____ SUPPLIED RECORDS
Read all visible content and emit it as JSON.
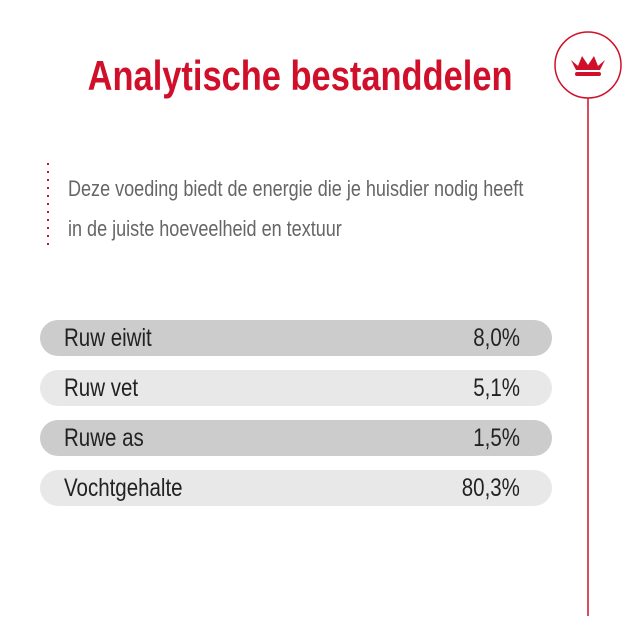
{
  "header": {
    "title": "Analytische bestanddelen",
    "subtitle_lines": [
      "Deze voeding biedt de energie die je huisdier nodig heeft",
      "in de juiste hoeveelheid en textuur"
    ]
  },
  "table": {
    "rows": [
      [
        "Ruw eiwit",
        "8,0%"
      ],
      [
        "Ruw vet",
        "5,1%"
      ],
      [
        "Ruwe as",
        "1,5%"
      ],
      [
        "Vochtgehalte",
        "80,3%"
      ]
    ]
  }
}
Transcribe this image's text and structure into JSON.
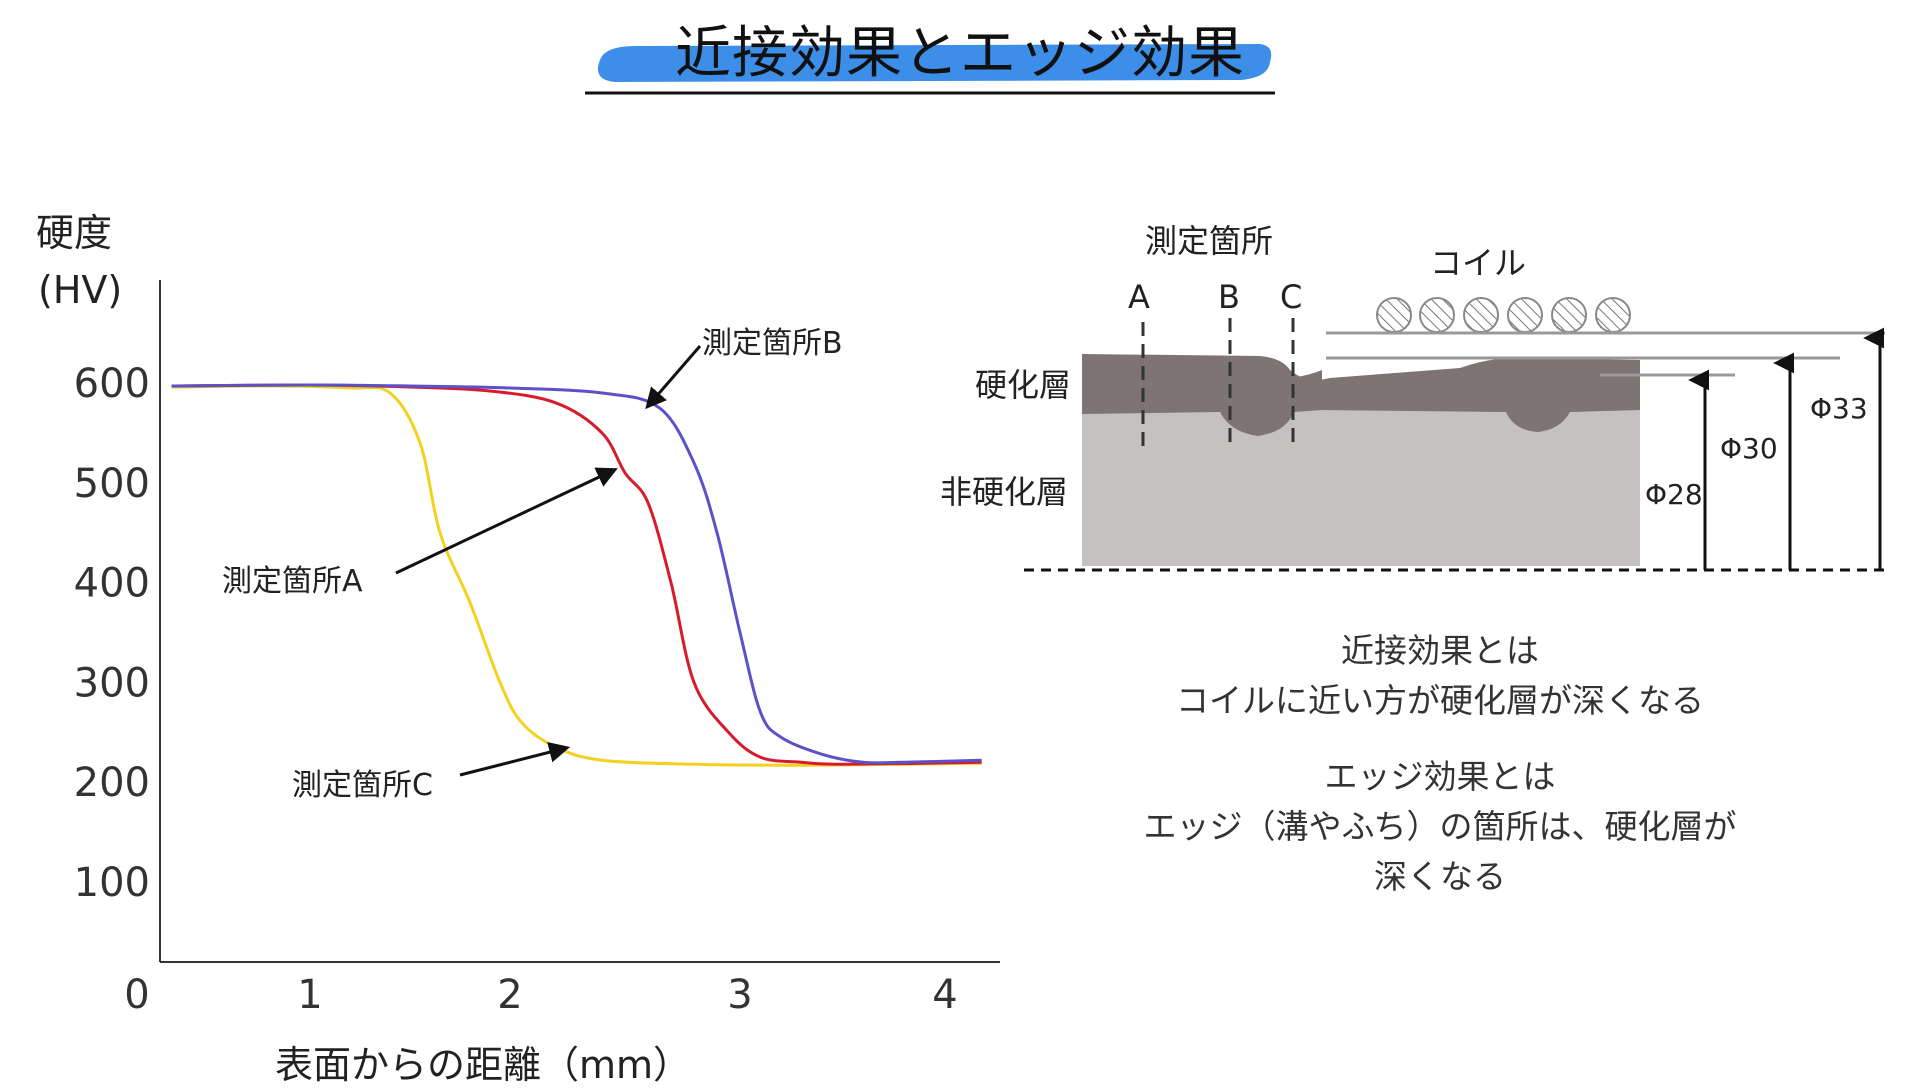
{
  "title": "近接効果とエッジ効果",
  "chart": {
    "y_axis_label_line1": "硬度",
    "y_axis_label_line2": "(HV)",
    "x_axis_label": "表面からの距離（mm）",
    "y_ticks": [
      "600",
      "500",
      "400",
      "300",
      "200",
      "100"
    ],
    "x_ticks": [
      "0",
      "1",
      "2",
      "3",
      "4"
    ],
    "annotations": {
      "a": "測定箇所A",
      "b": "測定箇所B",
      "c": "測定箇所C"
    },
    "colors": {
      "a": "#d81b2c",
      "b": "#5b52c9",
      "c": "#f2d21e"
    }
  },
  "chart_data": {
    "type": "line",
    "ylabel": "硬度 (HV)",
    "xlabel": "表面からの距離（mm）",
    "xlim": [
      0,
      4.3
    ],
    "ylim": [
      0,
      650
    ],
    "series": [
      {
        "name": "測定箇所A",
        "x": [
          0.2,
          1,
          1.5,
          1.9,
          2.2,
          2.4,
          2.5,
          2.6,
          2.7,
          2.8,
          2.95,
          3.1,
          3.3,
          3.5,
          4.2
        ],
        "y": [
          597,
          598,
          596,
          592,
          580,
          550,
          510,
          480,
          400,
          300,
          250,
          225,
          220,
          218,
          220
        ]
      },
      {
        "name": "測定箇所B",
        "x": [
          0.2,
          1,
          1.5,
          2.0,
          2.4,
          2.65,
          2.8,
          2.9,
          3.0,
          3.1,
          3.2,
          3.4,
          3.6,
          3.8,
          4.2
        ],
        "y": [
          597,
          598,
          597,
          595,
          590,
          575,
          520,
          450,
          350,
          270,
          245,
          228,
          220,
          220,
          222
        ]
      },
      {
        "name": "測定箇所C",
        "x": [
          0.2,
          0.8,
          1.2,
          1.4,
          1.55,
          1.65,
          1.8,
          1.95,
          2.05,
          2.2,
          2.4,
          2.8,
          3.3,
          3.8,
          4.2
        ],
        "y": [
          596,
          597,
          595,
          590,
          540,
          450,
          380,
          300,
          260,
          235,
          222,
          218,
          217,
          218,
          219
        ]
      }
    ]
  },
  "diagram": {
    "measure_label": "測定箇所",
    "points": [
      "A",
      "B",
      "C"
    ],
    "coil_label": "コイル",
    "hardened_label": "硬化層",
    "unhardened_label": "非硬化層",
    "dims": [
      "Φ28",
      "Φ30",
      "Φ33"
    ],
    "colors": {
      "hardened": "#7d7473",
      "unhardened": "#c4c1c0"
    }
  },
  "descriptions": {
    "proximity_title": "近接効果とは",
    "proximity_body": "コイルに近い方が硬化層が深くなる",
    "edge_title": "エッジ効果とは",
    "edge_body_line1": "エッジ（溝やふち）の箇所は、硬化層が",
    "edge_body_line2": "深くなる"
  }
}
________
__EXERCISE DESCRIPTION__.
Retype everything in the material word for word, minus pictures.

__EXERCISE RESPONSE__.
Read all visible content and emit it as JSON.
{
  "header": {
    "title": "Analytische bestanddelen",
    "subtitle_lines": [
      "Deze voeding biedt de energie die je huisdier nodig heeft",
      "in de juiste hoeveelheid en textuur"
    ]
  },
  "table": {
    "rows": [
      [
        "Ruw eiwit",
        "8,0%"
      ],
      [
        "Ruw vet",
        "5,1%"
      ],
      [
        "Ruwe as",
        "1,5%"
      ],
      [
        "Vochtgehalte",
        "80,3%"
      ]
    ]
  }
}
Transcribe this image's text and structure into JSON.
{
  "title": "近接効果とエッジ効果",
  "chart": {
    "y_axis_label_line1": "硬度",
    "y_axis_label_line2": "(HV)",
    "x_axis_label": "表面からの距離（mm）",
    "y_ticks": [
      "600",
      "500",
      "400",
      "300",
      "200",
      "100"
    ],
    "x_ticks": [
      "0",
      "1",
      "2",
      "3",
      "4"
    ],
    "annotations": {
      "a": "測定箇所A",
      "b": "測定箇所B",
      "c": "測定箇所C"
    },
    "colors": {
      "a": "#d81b2c",
      "b": "#5b52c9",
      "c": "#f2d21e"
    }
  },
  "chart_data": {
    "type": "line",
    "ylabel": "硬度 (HV)",
    "xlabel": "表面からの距離（mm）",
    "xlim": [
      0,
      4.3
    ],
    "ylim": [
      0,
      650
    ],
    "series": [
      {
        "name": "測定箇所A",
        "x": [
          0.2,
          1,
          1.5,
          1.9,
          2.2,
          2.4,
          2.5,
          2.6,
          2.7,
          2.8,
          2.95,
          3.1,
          3.3,
          3.5,
          4.2
        ],
        "y": [
          597,
          598,
          596,
          592,
          580,
          550,
          510,
          480,
          400,
          300,
          250,
          225,
          220,
          218,
          220
        ]
      },
      {
        "name": "測定箇所B",
        "x": [
          0.2,
          1,
          1.5,
          2.0,
          2.4,
          2.65,
          2.8,
          2.9,
          3.0,
          3.1,
          3.2,
          3.4,
          3.6,
          3.8,
          4.2
        ],
        "y": [
          597,
          598,
          597,
          595,
          590,
          575,
          520,
          450,
          350,
          270,
          245,
          228,
          220,
          220,
          222
        ]
      },
      {
        "name": "測定箇所C",
        "x": [
          0.2,
          0.8,
          1.2,
          1.4,
          1.55,
          1.65,
          1.8,
          1.95,
          2.05,
          2.2,
          2.4,
          2.8,
          3.3,
          3.8,
          4.2
        ],
        "y": [
          596,
          597,
          595,
          590,
          540,
          450,
          380,
          300,
          260,
          235,
          222,
          218,
          217,
          218,
          219
        ]
      }
    ]
  },
  "diagram": {
    "measure_label": "測定箇所",
    "points": [
      "A",
      "B",
      "C"
    ],
    "coil_label": "コイル",
    "hardened_label": "硬化層",
    "unhardened_label": "非硬化層",
    "dims": [
      "Φ28",
      "Φ30",
      "Φ33"
    ],
    "colors": {
      "hardened": "#7d7473",
      "unhardened": "#c4c1c0"
    }
  },
  "descriptions": {
    "proximity_title": "近接効果とは",
    "proximity_body": "コイルに近い方が硬化層が深くなる",
    "edge_title": "エッジ効果とは",
    "edge_body_line1": "エッジ（溝やふち）の箇所は、硬化層が",
    "edge_body_line2": "深くなる"
  }
}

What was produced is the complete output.